## DATASET ENTRIES

^^^^^^^^

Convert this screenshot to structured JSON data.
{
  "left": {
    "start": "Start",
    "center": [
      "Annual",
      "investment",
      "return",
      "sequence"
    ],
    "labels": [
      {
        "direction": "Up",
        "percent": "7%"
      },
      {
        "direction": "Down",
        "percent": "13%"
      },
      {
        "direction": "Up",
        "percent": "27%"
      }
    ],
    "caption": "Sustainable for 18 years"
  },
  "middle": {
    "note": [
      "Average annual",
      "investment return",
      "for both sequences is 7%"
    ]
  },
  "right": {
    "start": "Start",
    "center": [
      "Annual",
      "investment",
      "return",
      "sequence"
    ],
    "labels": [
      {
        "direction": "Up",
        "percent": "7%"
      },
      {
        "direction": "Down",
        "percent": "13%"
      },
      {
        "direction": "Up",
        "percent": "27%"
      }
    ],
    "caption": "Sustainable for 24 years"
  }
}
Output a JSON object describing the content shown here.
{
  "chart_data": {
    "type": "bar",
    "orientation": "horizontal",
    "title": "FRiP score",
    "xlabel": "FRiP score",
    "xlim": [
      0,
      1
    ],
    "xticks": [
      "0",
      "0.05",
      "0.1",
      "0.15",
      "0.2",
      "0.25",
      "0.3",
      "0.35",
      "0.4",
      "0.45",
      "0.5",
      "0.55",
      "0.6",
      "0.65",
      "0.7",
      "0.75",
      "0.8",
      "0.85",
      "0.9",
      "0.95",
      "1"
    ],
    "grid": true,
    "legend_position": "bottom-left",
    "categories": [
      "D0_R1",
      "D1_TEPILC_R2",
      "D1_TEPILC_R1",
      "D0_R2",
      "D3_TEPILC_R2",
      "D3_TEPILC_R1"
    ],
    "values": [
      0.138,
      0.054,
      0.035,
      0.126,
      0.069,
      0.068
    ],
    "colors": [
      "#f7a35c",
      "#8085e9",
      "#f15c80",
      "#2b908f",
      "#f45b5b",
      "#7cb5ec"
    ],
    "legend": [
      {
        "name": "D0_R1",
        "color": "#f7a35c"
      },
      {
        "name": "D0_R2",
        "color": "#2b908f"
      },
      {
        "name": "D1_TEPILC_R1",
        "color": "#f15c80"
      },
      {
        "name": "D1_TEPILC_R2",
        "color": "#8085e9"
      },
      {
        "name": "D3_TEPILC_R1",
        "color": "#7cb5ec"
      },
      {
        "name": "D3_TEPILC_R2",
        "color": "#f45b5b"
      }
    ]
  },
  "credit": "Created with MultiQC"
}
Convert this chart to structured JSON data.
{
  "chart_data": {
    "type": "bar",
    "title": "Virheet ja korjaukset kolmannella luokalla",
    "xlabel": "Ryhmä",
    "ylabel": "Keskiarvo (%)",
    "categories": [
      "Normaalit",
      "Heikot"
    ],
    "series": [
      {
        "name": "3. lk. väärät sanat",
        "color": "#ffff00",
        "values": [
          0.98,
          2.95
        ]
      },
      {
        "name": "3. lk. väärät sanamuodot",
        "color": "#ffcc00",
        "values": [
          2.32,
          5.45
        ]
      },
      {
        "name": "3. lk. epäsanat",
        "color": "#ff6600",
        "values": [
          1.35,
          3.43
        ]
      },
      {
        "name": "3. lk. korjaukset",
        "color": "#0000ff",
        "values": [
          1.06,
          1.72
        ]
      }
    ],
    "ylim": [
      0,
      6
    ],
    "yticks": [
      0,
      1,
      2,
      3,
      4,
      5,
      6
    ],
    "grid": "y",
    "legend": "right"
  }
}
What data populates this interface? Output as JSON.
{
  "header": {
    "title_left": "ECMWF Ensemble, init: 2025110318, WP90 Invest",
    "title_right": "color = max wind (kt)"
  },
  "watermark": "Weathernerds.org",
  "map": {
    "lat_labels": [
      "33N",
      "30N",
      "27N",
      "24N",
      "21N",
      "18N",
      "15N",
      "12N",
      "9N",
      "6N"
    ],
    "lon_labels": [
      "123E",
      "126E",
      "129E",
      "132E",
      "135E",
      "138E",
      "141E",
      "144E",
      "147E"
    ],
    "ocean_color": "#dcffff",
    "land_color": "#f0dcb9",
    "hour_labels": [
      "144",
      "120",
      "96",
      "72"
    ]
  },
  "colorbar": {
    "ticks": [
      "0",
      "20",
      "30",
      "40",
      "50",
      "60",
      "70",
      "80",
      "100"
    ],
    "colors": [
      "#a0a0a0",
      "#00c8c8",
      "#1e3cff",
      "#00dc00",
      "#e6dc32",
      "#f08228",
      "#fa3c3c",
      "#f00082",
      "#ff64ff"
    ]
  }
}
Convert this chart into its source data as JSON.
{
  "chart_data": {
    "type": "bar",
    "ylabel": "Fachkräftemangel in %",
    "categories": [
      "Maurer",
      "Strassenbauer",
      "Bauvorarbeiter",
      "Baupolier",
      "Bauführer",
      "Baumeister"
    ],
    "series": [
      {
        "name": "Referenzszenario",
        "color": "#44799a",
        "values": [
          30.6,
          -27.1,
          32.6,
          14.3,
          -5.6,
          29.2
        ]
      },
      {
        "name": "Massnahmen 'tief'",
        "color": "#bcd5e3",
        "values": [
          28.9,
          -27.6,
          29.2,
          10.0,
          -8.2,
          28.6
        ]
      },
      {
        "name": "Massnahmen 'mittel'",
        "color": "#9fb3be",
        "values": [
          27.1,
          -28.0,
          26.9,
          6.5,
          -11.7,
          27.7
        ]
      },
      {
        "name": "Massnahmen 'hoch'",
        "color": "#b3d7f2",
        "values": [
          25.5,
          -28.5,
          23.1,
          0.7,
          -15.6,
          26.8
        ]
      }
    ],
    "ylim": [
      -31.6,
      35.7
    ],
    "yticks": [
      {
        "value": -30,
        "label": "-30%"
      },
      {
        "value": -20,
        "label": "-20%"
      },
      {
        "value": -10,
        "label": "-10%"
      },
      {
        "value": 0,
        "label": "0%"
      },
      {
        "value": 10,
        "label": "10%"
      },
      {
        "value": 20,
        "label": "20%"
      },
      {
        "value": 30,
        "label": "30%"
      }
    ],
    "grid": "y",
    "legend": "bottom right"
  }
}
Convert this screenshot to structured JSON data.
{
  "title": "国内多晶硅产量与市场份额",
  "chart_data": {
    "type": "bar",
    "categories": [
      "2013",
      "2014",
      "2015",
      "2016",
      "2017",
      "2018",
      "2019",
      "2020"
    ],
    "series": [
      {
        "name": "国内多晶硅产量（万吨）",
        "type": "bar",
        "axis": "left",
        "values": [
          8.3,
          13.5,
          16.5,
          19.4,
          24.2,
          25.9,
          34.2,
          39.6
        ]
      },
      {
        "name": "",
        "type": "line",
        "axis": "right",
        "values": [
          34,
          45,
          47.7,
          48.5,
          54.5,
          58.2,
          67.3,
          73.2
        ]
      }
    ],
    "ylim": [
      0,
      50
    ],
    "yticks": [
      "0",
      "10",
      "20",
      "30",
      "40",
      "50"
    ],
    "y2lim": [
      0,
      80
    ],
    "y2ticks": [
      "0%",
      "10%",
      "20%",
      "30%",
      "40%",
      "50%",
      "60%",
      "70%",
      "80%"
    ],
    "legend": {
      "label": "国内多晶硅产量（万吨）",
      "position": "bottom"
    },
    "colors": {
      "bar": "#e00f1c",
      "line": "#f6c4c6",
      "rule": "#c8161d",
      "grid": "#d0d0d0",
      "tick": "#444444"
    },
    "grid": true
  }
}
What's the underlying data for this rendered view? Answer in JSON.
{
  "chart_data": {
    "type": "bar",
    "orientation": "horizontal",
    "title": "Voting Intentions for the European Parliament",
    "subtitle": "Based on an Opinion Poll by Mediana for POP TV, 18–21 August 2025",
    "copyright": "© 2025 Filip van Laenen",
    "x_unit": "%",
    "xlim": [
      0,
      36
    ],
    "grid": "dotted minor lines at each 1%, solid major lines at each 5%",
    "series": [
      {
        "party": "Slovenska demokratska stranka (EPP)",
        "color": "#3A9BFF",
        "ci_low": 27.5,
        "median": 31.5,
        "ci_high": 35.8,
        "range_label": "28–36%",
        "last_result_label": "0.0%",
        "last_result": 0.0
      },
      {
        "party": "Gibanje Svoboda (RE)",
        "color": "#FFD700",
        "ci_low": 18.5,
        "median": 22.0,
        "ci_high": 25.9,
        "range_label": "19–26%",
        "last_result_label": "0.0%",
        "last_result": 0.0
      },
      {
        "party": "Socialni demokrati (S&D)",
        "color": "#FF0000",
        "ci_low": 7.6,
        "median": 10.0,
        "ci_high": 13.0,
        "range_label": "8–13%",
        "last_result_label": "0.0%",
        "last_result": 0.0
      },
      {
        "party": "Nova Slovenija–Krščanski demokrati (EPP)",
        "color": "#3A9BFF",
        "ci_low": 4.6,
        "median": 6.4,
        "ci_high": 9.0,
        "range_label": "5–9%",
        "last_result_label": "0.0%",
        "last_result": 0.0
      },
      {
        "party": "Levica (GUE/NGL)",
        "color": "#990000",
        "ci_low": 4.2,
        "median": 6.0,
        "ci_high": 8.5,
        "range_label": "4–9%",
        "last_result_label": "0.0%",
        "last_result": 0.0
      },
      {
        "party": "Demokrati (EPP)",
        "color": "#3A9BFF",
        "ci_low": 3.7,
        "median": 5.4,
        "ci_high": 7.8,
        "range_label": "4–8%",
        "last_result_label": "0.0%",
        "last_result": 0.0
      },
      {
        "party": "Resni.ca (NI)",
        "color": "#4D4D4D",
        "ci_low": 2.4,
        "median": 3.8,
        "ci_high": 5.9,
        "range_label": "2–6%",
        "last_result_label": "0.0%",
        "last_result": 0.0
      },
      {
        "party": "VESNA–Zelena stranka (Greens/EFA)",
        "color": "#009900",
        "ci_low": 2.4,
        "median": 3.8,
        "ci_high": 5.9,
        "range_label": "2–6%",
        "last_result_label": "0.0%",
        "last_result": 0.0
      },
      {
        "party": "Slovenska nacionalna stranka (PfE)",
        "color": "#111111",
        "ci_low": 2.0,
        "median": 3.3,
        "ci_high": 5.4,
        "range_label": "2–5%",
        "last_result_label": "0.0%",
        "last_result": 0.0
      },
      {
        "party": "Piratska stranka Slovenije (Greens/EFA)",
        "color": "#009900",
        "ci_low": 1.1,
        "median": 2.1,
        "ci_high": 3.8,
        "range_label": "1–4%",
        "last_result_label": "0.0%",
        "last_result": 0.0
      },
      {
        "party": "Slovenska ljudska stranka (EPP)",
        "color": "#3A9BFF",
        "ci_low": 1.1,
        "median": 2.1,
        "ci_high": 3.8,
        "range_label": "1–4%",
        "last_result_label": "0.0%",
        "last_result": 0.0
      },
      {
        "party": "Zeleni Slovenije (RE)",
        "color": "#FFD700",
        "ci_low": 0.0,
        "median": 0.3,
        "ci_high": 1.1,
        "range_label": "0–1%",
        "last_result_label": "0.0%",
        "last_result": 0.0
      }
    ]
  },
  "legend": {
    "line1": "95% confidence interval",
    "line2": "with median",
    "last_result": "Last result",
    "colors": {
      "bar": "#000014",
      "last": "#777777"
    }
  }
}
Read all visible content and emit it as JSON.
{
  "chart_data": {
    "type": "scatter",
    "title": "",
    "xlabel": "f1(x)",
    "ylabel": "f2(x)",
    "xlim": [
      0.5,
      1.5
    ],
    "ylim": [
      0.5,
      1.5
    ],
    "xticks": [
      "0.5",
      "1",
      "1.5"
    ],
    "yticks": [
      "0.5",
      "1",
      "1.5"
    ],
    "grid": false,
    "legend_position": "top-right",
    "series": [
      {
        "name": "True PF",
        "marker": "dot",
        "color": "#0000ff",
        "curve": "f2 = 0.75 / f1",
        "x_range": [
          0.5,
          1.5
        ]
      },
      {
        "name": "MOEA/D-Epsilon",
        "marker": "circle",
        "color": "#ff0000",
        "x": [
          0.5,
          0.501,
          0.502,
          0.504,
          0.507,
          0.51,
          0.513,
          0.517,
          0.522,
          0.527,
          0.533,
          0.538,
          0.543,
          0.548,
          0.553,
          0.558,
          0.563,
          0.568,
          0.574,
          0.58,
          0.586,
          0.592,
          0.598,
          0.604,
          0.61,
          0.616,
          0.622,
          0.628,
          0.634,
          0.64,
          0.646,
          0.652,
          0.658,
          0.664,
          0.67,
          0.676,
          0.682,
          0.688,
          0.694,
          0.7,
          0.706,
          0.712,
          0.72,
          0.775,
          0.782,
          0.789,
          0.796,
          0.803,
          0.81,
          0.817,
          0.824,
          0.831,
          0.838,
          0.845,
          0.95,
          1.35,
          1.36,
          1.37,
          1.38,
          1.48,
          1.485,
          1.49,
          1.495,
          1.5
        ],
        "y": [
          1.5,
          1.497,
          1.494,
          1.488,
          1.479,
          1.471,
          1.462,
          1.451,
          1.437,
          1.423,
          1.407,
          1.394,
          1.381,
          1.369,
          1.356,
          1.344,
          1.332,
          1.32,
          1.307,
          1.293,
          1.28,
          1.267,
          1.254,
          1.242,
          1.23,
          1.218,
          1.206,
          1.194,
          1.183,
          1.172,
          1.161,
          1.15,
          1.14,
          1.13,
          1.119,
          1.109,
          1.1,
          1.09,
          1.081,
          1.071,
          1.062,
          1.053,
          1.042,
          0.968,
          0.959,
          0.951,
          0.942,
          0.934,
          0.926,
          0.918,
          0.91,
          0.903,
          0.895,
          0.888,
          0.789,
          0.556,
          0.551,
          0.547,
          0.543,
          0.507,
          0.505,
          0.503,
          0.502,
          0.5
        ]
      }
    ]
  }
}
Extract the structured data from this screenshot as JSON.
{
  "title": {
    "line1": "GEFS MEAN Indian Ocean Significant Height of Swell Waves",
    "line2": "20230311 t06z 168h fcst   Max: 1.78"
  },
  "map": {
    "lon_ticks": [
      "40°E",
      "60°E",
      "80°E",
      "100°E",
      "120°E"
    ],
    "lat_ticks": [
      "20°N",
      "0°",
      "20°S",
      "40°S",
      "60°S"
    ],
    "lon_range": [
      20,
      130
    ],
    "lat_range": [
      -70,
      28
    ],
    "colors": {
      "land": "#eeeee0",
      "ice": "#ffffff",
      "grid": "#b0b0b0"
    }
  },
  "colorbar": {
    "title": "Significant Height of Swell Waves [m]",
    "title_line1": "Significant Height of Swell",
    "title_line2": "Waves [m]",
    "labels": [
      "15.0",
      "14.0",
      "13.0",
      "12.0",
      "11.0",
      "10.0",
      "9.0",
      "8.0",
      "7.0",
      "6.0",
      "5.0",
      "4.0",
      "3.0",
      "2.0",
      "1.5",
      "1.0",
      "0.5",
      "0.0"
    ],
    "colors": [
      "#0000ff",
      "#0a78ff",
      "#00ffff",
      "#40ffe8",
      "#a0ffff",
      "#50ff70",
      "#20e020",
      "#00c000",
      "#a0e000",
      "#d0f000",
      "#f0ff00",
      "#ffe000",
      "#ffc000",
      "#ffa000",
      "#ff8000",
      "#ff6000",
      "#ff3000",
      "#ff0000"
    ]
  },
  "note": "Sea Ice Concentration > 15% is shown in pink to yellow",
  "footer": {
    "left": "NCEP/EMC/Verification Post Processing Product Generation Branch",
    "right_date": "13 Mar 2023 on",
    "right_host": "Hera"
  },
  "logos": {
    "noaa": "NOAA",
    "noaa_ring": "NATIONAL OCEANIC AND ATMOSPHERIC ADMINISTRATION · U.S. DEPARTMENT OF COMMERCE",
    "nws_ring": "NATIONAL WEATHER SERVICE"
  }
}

^^^^^^^^

A single figure is required: the number of lines above in which the word "Slovenije" occurs.

2